** begin **
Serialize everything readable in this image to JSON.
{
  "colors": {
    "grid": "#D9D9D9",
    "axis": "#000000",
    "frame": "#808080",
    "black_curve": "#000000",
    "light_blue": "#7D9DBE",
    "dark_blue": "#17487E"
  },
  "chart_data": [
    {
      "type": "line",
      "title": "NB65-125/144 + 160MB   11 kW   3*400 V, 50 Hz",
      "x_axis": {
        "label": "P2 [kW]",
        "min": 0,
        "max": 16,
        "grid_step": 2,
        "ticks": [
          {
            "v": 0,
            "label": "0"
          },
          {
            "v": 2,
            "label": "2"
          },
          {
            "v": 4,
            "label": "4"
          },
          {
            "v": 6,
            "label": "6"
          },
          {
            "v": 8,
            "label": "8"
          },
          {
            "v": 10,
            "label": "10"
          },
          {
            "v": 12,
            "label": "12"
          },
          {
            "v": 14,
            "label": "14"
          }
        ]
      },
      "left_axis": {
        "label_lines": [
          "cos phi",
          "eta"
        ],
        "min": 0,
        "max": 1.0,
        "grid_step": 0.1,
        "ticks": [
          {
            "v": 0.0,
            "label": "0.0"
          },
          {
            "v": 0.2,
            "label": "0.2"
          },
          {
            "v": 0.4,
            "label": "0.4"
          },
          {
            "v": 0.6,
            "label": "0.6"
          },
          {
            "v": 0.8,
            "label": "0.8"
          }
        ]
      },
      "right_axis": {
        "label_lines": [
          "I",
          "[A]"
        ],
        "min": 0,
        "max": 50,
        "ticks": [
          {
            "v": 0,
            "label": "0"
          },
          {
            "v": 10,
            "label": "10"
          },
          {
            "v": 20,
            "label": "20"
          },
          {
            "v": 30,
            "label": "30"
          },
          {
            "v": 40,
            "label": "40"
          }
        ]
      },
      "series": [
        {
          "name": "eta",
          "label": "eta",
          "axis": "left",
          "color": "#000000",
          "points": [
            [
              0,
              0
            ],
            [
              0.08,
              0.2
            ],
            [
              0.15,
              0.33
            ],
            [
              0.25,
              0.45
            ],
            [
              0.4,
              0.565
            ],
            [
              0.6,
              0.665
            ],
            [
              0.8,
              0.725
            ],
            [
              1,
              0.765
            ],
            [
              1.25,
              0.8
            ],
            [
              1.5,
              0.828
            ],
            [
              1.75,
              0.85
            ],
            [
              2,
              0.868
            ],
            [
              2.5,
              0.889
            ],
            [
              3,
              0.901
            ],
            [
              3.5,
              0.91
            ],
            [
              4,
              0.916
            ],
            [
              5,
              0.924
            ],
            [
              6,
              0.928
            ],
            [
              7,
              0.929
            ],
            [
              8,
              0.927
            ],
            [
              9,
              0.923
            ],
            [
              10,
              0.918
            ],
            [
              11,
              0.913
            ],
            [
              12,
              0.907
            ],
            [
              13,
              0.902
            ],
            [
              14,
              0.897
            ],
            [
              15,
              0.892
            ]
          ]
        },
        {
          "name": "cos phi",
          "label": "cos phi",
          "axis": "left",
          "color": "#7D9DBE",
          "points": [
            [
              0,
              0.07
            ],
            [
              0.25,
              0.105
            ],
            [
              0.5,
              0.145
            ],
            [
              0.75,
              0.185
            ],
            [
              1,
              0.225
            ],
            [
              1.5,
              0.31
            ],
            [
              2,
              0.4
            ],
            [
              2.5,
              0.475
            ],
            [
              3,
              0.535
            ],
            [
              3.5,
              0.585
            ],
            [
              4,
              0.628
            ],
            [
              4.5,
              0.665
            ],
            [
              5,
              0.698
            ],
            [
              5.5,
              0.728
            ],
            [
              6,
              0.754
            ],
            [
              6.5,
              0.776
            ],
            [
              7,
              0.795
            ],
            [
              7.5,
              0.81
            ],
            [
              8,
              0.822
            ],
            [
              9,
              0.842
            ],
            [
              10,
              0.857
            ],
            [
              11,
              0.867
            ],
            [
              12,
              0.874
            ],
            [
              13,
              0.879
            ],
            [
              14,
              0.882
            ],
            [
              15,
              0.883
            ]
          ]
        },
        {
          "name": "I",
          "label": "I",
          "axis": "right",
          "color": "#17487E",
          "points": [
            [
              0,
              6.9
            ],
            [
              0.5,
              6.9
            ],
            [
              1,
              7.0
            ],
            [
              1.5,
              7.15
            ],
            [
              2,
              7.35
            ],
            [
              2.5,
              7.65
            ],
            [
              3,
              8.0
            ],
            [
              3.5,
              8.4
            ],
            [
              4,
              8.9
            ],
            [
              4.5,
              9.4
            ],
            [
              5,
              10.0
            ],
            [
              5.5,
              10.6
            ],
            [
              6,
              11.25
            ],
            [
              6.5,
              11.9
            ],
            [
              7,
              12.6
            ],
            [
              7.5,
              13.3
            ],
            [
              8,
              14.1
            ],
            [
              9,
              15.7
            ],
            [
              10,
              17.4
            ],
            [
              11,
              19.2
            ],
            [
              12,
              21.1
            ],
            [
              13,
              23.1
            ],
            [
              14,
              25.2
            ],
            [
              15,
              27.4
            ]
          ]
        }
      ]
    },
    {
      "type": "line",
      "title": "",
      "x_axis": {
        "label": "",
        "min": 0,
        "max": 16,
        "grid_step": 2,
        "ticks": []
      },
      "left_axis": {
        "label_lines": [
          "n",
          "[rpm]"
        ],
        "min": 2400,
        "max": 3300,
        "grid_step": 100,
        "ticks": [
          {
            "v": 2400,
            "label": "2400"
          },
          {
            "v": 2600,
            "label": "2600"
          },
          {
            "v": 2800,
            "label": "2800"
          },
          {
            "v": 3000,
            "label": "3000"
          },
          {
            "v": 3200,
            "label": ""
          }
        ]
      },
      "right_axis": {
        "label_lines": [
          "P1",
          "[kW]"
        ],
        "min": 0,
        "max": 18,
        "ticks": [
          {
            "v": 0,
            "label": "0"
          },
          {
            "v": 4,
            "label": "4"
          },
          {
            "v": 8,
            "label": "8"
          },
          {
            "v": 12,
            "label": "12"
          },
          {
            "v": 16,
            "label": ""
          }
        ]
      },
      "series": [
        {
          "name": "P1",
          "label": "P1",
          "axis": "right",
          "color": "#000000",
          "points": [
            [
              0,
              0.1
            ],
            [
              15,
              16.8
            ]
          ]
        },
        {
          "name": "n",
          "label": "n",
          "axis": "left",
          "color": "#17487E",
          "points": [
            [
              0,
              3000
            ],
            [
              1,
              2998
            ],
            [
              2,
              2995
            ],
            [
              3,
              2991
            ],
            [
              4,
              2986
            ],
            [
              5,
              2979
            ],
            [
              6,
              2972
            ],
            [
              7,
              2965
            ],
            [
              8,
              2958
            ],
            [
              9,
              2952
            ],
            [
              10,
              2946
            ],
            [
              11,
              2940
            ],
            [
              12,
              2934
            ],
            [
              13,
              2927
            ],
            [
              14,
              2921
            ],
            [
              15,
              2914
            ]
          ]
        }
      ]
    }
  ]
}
** end **
Transcribe the data. Leave every line exactly as it is.

### Full output
Serialize everything readable in this image to JSON.
{
  "colors": {
    "grid": "#D9D9D9",
    "axis": "#000000",
    "frame": "#808080",
    "black_curve": "#000000",
    "light_blue": "#7D9DBE",
    "dark_blue": "#17487E"
  },
  "chart_data": [
    {
      "type": "line",
      "title": "NB65-125/144 + 160MB   11 kW   3*400 V, 50 Hz",
      "x_axis": {
        "label": "P2 [kW]",
        "min": 0,
        "max": 16,
        "grid_step": 2,
        "ticks": [
          {
            "v": 0,
            "label": "0"
          },
          {
            "v": 2,
            "label": "2"
          },
          {
            "v": 4,
            "label": "4"
          },
          {
            "v": 6,
            "label": "6"
          },
          {
            "v": 8,
            "label": "8"
          },
          {
            "v": 10,
            "label": "10"
          },
          {
            "v": 12,
            "label": "12"
          },
          {
            "v": 14,
            "label": "14"
          }
        ]
      },
      "left_axis": {
        "label_lines": [
          "cos phi",
          "eta"
        ],
        "min": 0,
        "max": 1.0,
        "grid_step": 0.1,
        "ticks": [
          {
            "v": 0.0,
            "label": "0.0"
          },
          {
            "v": 0.2,
            "label": "0.2"
          },
          {
            "v": 0.4,
            "label": "0.4"
          },
          {
            "v": 0.6,
            "label": "0.6"
          },
          {
            "v": 0.8,
            "label": "0.8"
          }
        ]
      },
      "right_axis": {
        "label_lines": [
          "I",
          "[A]"
        ],
        "min": 0,
        "max": 50,
        "ticks": [
          {
            "v": 0,
            "label": "0"
          },
          {
            "v": 10,
            "label": "10"
          },
          {
            "v": 20,
            "label": "20"
          },
          {
            "v": 30,
            "label": "30"
          },
          {
            "v": 40,
            "label": "40"
          }
        ]
      },
      "series": [
        {
          "name": "eta",
          "label": "eta",
          "axis": "left",
          "color": "#000000",
          "points": [
            [
              0,
              0
            ],
            [
              0.08,
              0.2
            ],
            [
              0.15,
              0.33
            ],
            [
              0.25,
              0.45
            ],
            [
              0.4,
              0.565
            ],
            [
              0.6,
              0.665
            ],
            [
              0.8,
              0.725
            ],
            [
              1,
              0.765
            ],
            [
              1.25,
              0.8
            ],
            [
              1.5,
              0.828
            ],
            [
              1.75,
              0.85
            ],
            [
              2,
              0.868
            ],
            [
              2.5,
              0.889
            ],
            [
              3,
              0.901
            ],
            [
              3.5,
              0.91
            ],
            [
              4,
              0.916
            ],
            [
              5,
              0.924
            ],
            [
              6,
              0.928
            ],
            [
              7,
              0.929
            ],
            [
              8,
              0.927
            ],
            [
              9,
              0.923
            ],
            [
              10,
              0.918
            ],
            [
              11,
              0.913
            ],
            [
              12,
              0.907
            ],
            [
              13,
              0.902
            ],
            [
              14,
              0.897
            ],
            [
              15,
              0.892
            ]
          ]
        },
        {
          "name": "cos phi",
          "label": "cos phi",
          "axis": "left",
          "color": "#7D9DBE",
          "points": [
            [
              0,
              0.07
            ],
            [
              0.25,
              0.105
            ],
            [
              0.5,
              0.145
            ],
            [
              0.75,
              0.185
            ],
            [
              1,
              0.225
            ],
            [
              1.5,
              0.31
            ],
            [
              2,
              0.4
            ],
            [
              2.5,
              0.475
            ],
            [
              3,
              0.535
            ],
            [
              3.5,
              0.585
            ],
            [
              4,
              0.628
            ],
            [
              4.5,
              0.665
            ],
            [
              5,
              0.698
            ],
            [
              5.5,
              0.728
            ],
            [
              6,
              0.754
            ],
            [
              6.5,
              0.776
            ],
            [
              7,
              0.795
            ],
            [
              7.5,
              0.81
            ],
            [
              8,
              0.822
            ],
            [
              9,
              0.842
            ],
            [
              10,
              0.857
            ],
            [
              11,
              0.867
            ],
            [
              12,
              0.874
            ],
            [
              13,
              0.879
            ],
            [
              14,
              0.882
            ],
            [
              15,
              0.883
            ]
          ]
        },
        {
          "name": "I",
          "label": "I",
          "axis": "right",
          "color": "#17487E",
          "points": [
            [
              0,
              6.9
            ],
            [
              0.5,
              6.9
            ],
            [
              1,
              7.0
            ],
            [
              1.5,
              7.15
            ],
            [
              2,
              7.35
            ],
            [
              2.5,
              7.65
            ],
            [
              3,
              8.0
            ],
            [
              3.5,
              8.4
            ],
            [
              4,
              8.9
            ],
            [
              4.5,
              9.4
            ],
            [
              5,
              10.0
            ],
            [
              5.5,
              10.6
            ],
            [
              6,
              11.25
            ],
            [
              6.5,
              11.9
            ],
            [
              7,
              12.6
            ],
            [
              7.5,
              13.3
            ],
            [
              8,
              14.1
            ],
            [
              9,
              15.7
            ],
            [
              10,
              17.4
            ],
            [
              11,
              19.2
            ],
            [
              12,
              21.1
            ],
            [
              13,
              23.1
            ],
            [
              14,
              25.2
            ],
            [
              15,
              27.4
            ]
          ]
        }
      ]
    },
    {
      "type": "line",
      "title": "",
      "x_axis": {
        "label": "",
        "min": 0,
        "max": 16,
        "grid_step": 2,
        "ticks": []
      },
      "left_axis": {
        "label_lines": [
          "n",
          "[rpm]"
        ],
        "min": 2400,
        "max": 3300,
        "grid_step": 100,
        "ticks": [
          {
            "v": 2400,
            "label": "2400"
          },
          {
            "v": 2600,
            "label": "2600"
          },
          {
            "v": 2800,
            "label": "2800"
          },
          {
            "v": 3000,
            "label": "3000"
          },
          {
            "v": 3200,
            "label": ""
          }
        ]
      },
      "right_axis": {
        "label_lines": [
          "P1",
          "[kW]"
        ],
        "min": 0,
        "max": 18,
        "ticks": [
          {
            "v": 0,
            "label": "0"
          },
          {
            "v": 4,
            "label": "4"
          },
          {
            "v": 8,
            "label": "8"
          },
          {
            "v": 12,
            "label": "12"
          },
          {
            "v": 16,
            "label": ""
          }
        ]
      },
      "series": [
        {
          "name": "P1",
          "label": "P1",
          "axis": "right",
          "color": "#000000",
          "points": [
            [
              0,
              0.1
            ],
            [
              15,
              16.8
            ]
          ]
        },
        {
          "name": "n",
          "label": "n",
          "axis": "left",
          "color": "#17487E",
          "points": [
            [
              0,
              3000
            ],
            [
              1,
              2998
            ],
            [
              2,
              2995
            ],
            [
              3,
              2991
            ],
            [
              4,
              2986
            ],
            [
              5,
              2979
            ],
            [
              6,
              2972
            ],
            [
              7,
              2965
            ],
            [
              8,
              2958
            ],
            [
              9,
              2952
            ],
            [
              10,
              2946
            ],
            [
              11,
              2940
            ],
            [
              12,
              2934
            ],
            [
              13,
              2927
            ],
            [
              14,
              2921
            ],
            [
              15,
              2914
            ]
          ]
        }
      ]
    }
  ]
}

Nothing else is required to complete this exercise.